** start DATASET EXTRACT **

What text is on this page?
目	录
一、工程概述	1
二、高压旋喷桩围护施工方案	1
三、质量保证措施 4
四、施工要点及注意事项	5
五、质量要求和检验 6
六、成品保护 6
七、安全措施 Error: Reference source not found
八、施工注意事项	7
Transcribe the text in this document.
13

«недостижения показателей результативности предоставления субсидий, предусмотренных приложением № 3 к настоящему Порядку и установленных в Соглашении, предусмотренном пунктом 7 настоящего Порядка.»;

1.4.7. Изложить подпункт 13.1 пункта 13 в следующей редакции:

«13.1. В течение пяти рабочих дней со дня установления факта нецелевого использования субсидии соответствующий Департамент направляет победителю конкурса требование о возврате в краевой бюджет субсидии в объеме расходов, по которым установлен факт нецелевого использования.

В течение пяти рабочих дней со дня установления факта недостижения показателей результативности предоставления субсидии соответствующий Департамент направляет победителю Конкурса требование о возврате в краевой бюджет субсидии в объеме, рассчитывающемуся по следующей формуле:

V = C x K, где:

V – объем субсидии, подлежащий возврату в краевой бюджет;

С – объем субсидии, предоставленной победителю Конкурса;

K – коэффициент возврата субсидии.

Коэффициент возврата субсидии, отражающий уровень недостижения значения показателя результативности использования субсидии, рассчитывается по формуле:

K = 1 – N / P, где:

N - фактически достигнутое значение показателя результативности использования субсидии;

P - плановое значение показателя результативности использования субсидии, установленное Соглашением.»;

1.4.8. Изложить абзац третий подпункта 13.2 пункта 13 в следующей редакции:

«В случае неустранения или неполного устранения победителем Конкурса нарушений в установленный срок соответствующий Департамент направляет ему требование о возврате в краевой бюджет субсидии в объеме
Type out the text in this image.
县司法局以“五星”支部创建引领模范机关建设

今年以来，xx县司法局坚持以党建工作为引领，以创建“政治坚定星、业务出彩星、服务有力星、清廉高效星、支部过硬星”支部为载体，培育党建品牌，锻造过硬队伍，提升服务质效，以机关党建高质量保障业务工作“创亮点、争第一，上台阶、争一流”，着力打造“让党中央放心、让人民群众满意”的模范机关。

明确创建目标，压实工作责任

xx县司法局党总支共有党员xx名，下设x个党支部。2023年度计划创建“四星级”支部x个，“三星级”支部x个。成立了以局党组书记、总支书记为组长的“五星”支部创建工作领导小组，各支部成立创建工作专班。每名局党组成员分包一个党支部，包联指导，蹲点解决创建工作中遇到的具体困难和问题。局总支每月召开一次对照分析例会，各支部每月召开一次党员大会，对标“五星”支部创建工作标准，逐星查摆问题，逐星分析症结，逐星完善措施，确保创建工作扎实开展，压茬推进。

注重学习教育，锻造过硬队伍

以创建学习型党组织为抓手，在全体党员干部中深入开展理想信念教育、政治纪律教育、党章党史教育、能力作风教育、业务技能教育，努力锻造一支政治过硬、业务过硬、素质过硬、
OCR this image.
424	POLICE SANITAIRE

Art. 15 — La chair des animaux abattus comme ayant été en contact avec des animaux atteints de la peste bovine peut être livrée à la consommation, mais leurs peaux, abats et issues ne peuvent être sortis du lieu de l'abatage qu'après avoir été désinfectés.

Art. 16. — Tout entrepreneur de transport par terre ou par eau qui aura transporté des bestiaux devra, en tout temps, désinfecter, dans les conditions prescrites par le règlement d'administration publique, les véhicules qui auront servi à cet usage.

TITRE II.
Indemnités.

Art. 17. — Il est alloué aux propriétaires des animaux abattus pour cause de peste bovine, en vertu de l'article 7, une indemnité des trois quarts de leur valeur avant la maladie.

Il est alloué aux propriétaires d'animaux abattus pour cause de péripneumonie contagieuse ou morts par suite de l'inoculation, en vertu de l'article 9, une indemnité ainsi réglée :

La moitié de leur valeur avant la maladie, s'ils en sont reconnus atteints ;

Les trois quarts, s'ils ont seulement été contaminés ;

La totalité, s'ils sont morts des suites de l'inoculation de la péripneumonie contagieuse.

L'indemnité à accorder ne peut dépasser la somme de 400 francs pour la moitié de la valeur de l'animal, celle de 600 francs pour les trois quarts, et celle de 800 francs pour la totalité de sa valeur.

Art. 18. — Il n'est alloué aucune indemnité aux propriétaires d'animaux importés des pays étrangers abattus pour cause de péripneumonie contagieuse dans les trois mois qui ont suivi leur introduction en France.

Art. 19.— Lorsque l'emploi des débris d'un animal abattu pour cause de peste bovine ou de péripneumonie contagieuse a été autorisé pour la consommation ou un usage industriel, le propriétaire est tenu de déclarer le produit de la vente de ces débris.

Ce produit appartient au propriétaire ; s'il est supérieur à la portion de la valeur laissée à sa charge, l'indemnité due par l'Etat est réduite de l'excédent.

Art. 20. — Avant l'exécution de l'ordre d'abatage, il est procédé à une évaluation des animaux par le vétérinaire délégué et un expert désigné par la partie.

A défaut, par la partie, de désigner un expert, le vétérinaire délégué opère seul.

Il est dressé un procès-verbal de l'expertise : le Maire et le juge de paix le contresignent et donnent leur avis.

** end DATASET EXTRACT **

| GIVEN EXERCISE |
Tally the lines of the listing that include "peut". Reply with nothing but the count.

| OUTPUT FOR THIS EXERCISE |
2